To be done: Filter the entries, keeping every line with the word "treatment".

---*---

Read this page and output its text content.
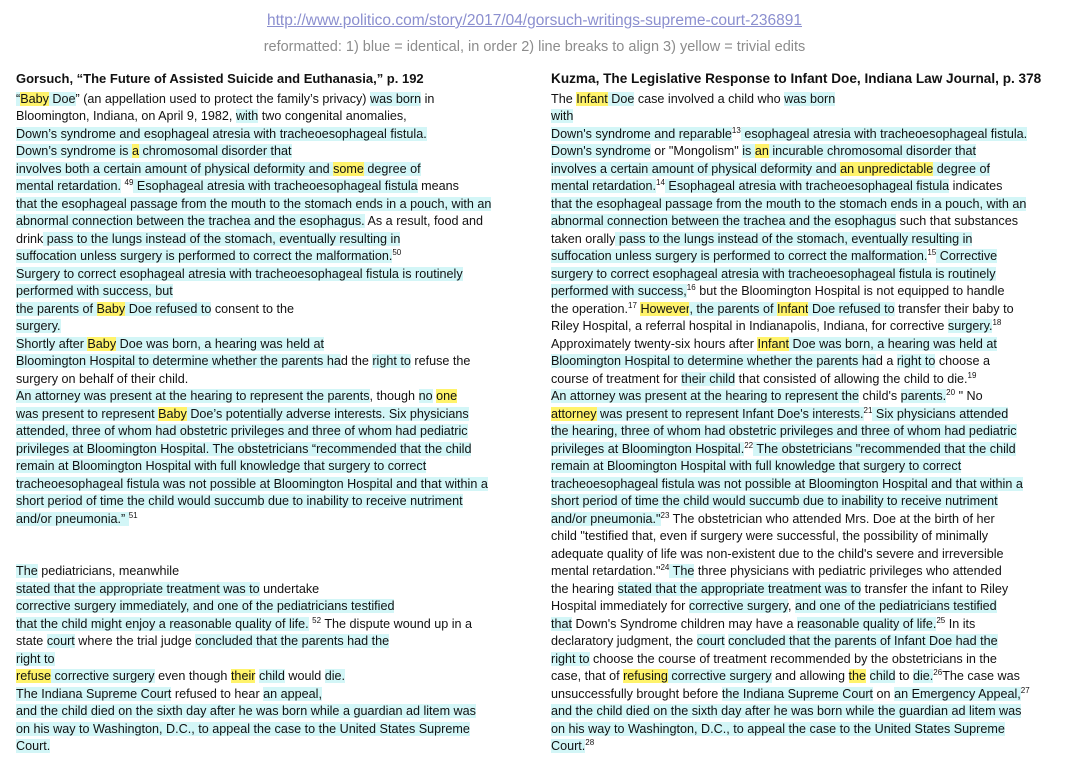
http://www.politico.com/story/2017/04/gorsuch-writings-supreme-court-236891
reformatted: 1) blue = identical, in order 2) line breaks to align 3) yellow = trivial edits
Gorsuch, “The Future of Assisted Suicide and Euthanasia,” p. 192
“Baby Doe” (an appellation used to protect the family’s privacy) was born in
Bloomington, Indiana, on April 9, 1982, with two congenital anomalies,
Down’s syndrome and esophageal atresia with tracheoesophageal fistula.
Down’s syndrome is a chromosomal disorder that
involves both a certain amount of physical deformity and some degree of
mental retardation. $^{49}$ Esophageal atresia with tracheoesophageal fistula means
that the esophageal passage from the mouth to the stomach ends in a pouch, with an
abnormal connection between the trachea and the esophagus. As a result, food and
drink pass to the lungs instead of the stomach, eventually resulting in
suffocation unless surgery is performed to correct the malformation.$^{50}$
Surgery to correct esophageal atresia with tracheoesophageal fistula is routinely
performed with success, but
the parents of Baby Doe refused to consent to the
surgery.
Shortly after Baby Doe was born, a hearing was held at
Bloomington Hospital to determine whether the parents had the right to refuse the
surgery on behalf of their child.
An attorney was present at the hearing to represent the parents, though no one
was present to represent Baby Doe’s potentially adverse interests. Six physicians
attended, three of whom had obstetric privileges and three of whom had pediatric
privileges at Bloomington Hospital. The obstetricians “recommended that the child
remain at Bloomington Hospital with full knowledge that surgery to correct
tracheoesophageal fistula was not possible at Bloomington Hospital and that within a
short period of time the child would succumb due to inability to receive nutriment
and/or pneumonia.” $^{51}$
The pediatricians, meanwhile
stated that the appropriate treatment was to undertake
corrective surgery immediately, and one of the pediatricians testified
that the child might enjoy a reasonable quality of life. $^{52}$ The dispute wound up in a
state court where the trial judge concluded that the parents had the
right to
refuse corrective surgery even though their child would die.
The Indiana Supreme Court refused to hear an appeal,
and the child died on the sixth day after he was born while a guardian ad litem was
on his way to Washington, D.C., to appeal the case to the United States Supreme
Court.
Kuzma, The Legislative Response to Infant Doe, Indiana Law Journal, p. 378
The Infant Doe case involved a child who was born
with
Down's syndrome and reparable$^{13}$ esophageal atresia with tracheoesophageal fistula.
Down's syndrome or "Mongolism" is an incurable chromosomal disorder that
involves a certain amount of physical deformity and an unpredictable degree of
mental retardation.$^{14}$ Esophageal atresia with tracheoesophageal fistula indicates
that the esophageal passage from the mouth to the stomach ends in a pouch, with an
abnormal connection between the trachea and the esophagus such that substances
taken orally pass to the lungs instead of the stomach, eventually resulting in
suffocation unless surgery is performed to correct the malformation.$^{15}$ Corrective
surgery to correct esophageal atresia with tracheoesophageal fistula is routinely
performed with success,$^{16}$ but the Bloomington Hospital is not equipped to handle
the operation.$^{17}$ However, the parents of Infant Doe refused to transfer their baby to
Riley Hospital, a referral hospital in Indianapolis, Indiana, for corrective surgery.$^{18}$
Approximately twenty-six hours after Infant Doe was born, a hearing was held at
Bloomington Hospital to determine whether the parents had a right to choose a
course of treatment for their child that consisted of allowing the child to die.$^{19}$
An attorney was present at the hearing to represent the child's parents.$^{20}$ " No
attorney was present to represent Infant Doe's interests.$^{21}$ Six physicians attended
the hearing, three of whom had obstetric privileges and three of whom had pediatric
privileges at Bloomington Hospital.$^{22}$ The obstetricians "recommended that the child
remain at Bloomington Hospital with full knowledge that surgery to correct
tracheoesophageal fistula was not possible at Bloomington Hospital and that within a
short period of time the child would succumb due to inability to receive nutriment
and/or pneumonia."$^{23}$ The obstetrician who attended Mrs. Doe at the birth of her
child "testified that, even if surgery were successful, the possibility of minimally
adequate quality of life was non-existent due to the child's severe and irreversible
mental retardation."$^{24}$ The three physicians with pediatric privileges who attended
the hearing stated that the appropriate treatment was to transfer the infant to Riley
Hospital immediately for corrective surgery, and one of the pediatricians testified
that Down's Syndrome children may have a reasonable quality of life.$^{25}$ In its
declaratory judgment, the court concluded that the parents of Infant Doe had the
right to choose the course of treatment recommended by the obstetricians in the
case, that of refusing corrective surgery and allowing the child to die.$^{26}$The case was
unsuccessfully brought before the Indiana Supreme Court on an Emergency Appeal,$^{27}$
and the child died on the sixth day after he was born while the guardian ad litem was
on his way to Washington, D.C., to appeal the case to the United States Supreme
Court.$^{28}$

---*---

Output for this exercise:
stated that the appropriate treatment was to undertake
course of treatment for their child that consisted of allowing the child to die.$^{19}$
the hearing stated that the appropriate treatment was to transfer the infant to Riley
right to choose the course of treatment recommended by the obstetricians in the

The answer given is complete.